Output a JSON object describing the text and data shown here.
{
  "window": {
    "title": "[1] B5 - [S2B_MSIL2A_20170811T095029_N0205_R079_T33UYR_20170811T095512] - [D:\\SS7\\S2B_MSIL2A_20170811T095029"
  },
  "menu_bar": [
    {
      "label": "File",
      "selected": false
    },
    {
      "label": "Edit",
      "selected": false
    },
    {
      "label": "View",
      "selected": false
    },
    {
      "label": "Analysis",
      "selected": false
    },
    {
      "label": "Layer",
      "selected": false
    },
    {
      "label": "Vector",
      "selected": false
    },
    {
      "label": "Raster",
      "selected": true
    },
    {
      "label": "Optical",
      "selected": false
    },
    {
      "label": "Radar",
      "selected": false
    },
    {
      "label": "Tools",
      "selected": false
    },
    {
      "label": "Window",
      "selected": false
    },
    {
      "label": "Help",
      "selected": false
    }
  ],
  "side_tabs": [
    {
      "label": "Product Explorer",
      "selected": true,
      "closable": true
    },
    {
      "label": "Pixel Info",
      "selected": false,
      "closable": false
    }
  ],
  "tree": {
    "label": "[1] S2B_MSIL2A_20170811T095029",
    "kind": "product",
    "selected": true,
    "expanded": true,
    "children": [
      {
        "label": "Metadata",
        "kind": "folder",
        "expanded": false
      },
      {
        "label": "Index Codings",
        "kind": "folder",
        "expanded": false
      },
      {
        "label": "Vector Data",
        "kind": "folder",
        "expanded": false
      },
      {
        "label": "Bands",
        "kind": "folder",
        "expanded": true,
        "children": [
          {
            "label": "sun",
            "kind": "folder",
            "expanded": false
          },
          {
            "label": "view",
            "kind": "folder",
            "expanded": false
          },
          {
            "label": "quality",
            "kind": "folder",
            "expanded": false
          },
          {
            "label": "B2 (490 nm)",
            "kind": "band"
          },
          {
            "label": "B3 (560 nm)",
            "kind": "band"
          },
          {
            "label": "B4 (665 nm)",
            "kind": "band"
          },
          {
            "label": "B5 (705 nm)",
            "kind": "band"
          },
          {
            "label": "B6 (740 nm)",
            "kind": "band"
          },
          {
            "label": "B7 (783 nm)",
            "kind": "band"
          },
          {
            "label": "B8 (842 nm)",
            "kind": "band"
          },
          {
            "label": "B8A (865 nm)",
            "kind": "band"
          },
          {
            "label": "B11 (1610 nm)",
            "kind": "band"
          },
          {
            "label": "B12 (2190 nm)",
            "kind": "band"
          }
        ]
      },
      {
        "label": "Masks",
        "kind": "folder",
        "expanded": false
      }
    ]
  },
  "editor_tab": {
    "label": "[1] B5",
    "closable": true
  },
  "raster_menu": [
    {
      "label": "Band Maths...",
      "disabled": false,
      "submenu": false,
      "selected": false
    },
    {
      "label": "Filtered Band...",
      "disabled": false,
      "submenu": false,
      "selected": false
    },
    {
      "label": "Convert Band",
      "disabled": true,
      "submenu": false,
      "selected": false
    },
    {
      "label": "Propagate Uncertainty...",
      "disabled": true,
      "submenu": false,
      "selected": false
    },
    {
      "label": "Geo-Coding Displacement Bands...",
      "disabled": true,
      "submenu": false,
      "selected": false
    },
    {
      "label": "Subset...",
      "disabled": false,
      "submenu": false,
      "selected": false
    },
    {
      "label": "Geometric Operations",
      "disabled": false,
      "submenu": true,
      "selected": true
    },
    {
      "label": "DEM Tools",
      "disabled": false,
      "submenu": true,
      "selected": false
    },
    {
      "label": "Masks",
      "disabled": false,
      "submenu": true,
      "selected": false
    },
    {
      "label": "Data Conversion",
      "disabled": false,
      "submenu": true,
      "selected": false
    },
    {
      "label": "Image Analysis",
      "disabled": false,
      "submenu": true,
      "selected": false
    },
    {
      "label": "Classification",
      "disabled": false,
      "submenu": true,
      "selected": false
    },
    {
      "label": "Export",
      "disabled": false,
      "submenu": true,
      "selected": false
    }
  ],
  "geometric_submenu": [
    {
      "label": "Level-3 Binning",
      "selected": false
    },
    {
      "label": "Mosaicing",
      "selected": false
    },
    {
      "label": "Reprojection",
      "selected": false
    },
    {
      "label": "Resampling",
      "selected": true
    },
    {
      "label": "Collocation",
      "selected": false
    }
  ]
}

■ Directions
Take the lines above and retype all of them exactly.

■ Exercise solution
Output a JSON object describing the text and data shown here.
{
  "window": {
    "title": "[1] B5 - [S2B_MSIL2A_20170811T095029_N0205_R079_T33UYR_20170811T095512] - [D:\\SS7\\S2B_MSIL2A_20170811T095029"
  },
  "menu_bar": [
    {
      "label": "File",
      "selected": false
    },
    {
      "label": "Edit",
      "selected": false
    },
    {
      "label": "View",
      "selected": false
    },
    {
      "label": "Analysis",
      "selected": false
    },
    {
      "label": "Layer",
      "selected": false
    },
    {
      "label": "Vector",
      "selected": false
    },
    {
      "label": "Raster",
      "selected": true
    },
    {
      "label": "Optical",
      "selected": false
    },
    {
      "label": "Radar",
      "selected": false
    },
    {
      "label": "Tools",
      "selected": false
    },
    {
      "label": "Window",
      "selected": false
    },
    {
      "label": "Help",
      "selected": false
    }
  ],
  "side_tabs": [
    {
      "label": "Product Explorer",
      "selected": true,
      "closable": true
    },
    {
      "label": "Pixel Info",
      "selected": false,
      "closable": false
    }
  ],
  "tree": {
    "label": "[1] S2B_MSIL2A_20170811T095029",
    "kind": "product",
    "selected": true,
    "expanded": true,
    "children": [
      {
        "label": "Metadata",
        "kind": "folder",
        "expanded": false
      },
      {
        "label": "Index Codings",
        "kind": "folder",
        "expanded": false
      },
      {
        "label": "Vector Data",
        "kind": "folder",
        "expanded": false
      },
      {
        "label": "Bands",
        "kind": "folder",
        "expanded": true,
        "children": [
          {
            "label": "sun",
            "kind": "folder",
            "expanded": false
          },
          {
            "label": "view",
            "kind": "folder",
            "expanded": false
          },
          {
            "label": "quality",
            "kind": "folder",
            "expanded": false
          },
          {
            "label": "B2 (490 nm)",
            "kind": "band"
          },
          {
            "label": "B3 (560 nm)",
            "kind": "band"
          },
          {
            "label": "B4 (665 nm)",
            "kind": "band"
          },
          {
            "label": "B5 (705 nm)",
            "kind": "band"
          },
          {
            "label": "B6 (740 nm)",
            "kind": "band"
          },
          {
            "label": "B7 (783 nm)",
            "kind": "band"
          },
          {
            "label": "B8 (842 nm)",
            "kind": "band"
          },
          {
            "label": "B8A (865 nm)",
            "kind": "band"
          },
          {
            "label": "B11 (1610 nm)",
            "kind": "band"
          },
          {
            "label": "B12 (2190 nm)",
            "kind": "band"
          }
        ]
      },
      {
        "label": "Masks",
        "kind": "folder",
        "expanded": false
      }
    ]
  },
  "editor_tab": {
    "label": "[1] B5",
    "closable": true
  },
  "raster_menu": [
    {
      "label": "Band Maths...",
      "disabled": false,
      "submenu": false,
      "selected": false
    },
    {
      "label": "Filtered Band...",
      "disabled": false,
      "submenu": false,
      "selected": false
    },
    {
      "label": "Convert Band",
      "disabled": true,
      "submenu": false,
      "selected": false
    },
    {
      "label": "Propagate Uncertainty...",
      "disabled": true,
      "submenu": false,
      "selected": false
    },
    {
      "label": "Geo-Coding Displacement Bands...",
      "disabled": true,
      "submenu": false,
      "selected": false
    },
    {
      "label": "Subset...",
      "disabled": false,
      "submenu": false,
      "selected": false
    },
    {
      "label": "Geometric Operations",
      "disabled": false,
      "submenu": true,
      "selected": true
    },
    {
      "label": "DEM Tools",
      "disabled": false,
      "submenu": true,
      "selected": false
    },
    {
      "label": "Masks",
      "disabled": false,
      "submenu": true,
      "selected": false
    },
    {
      "label": "Data Conversion",
      "disabled": false,
      "submenu": true,
      "selected": false
    },
    {
      "label": "Image Analysis",
      "disabled": false,
      "submenu": true,
      "selected": false
    },
    {
      "label": "Classification",
      "disabled": false,
      "submenu": true,
      "selected": false
    },
    {
      "label": "Export",
      "disabled": false,
      "submenu": true,
      "selected": false
    }
  ],
  "geometric_submenu": [
    {
      "label": "Level-3 Binning",
      "selected": false
    },
    {
      "label": "Mosaicing",
      "selected": false
    },
    {
      "label": "Reprojection",
      "selected": false
    },
    {
      "label": "Resampling",
      "selected": true
    },
    {
      "label": "Collocation",
      "selected": false
    }
  ]
}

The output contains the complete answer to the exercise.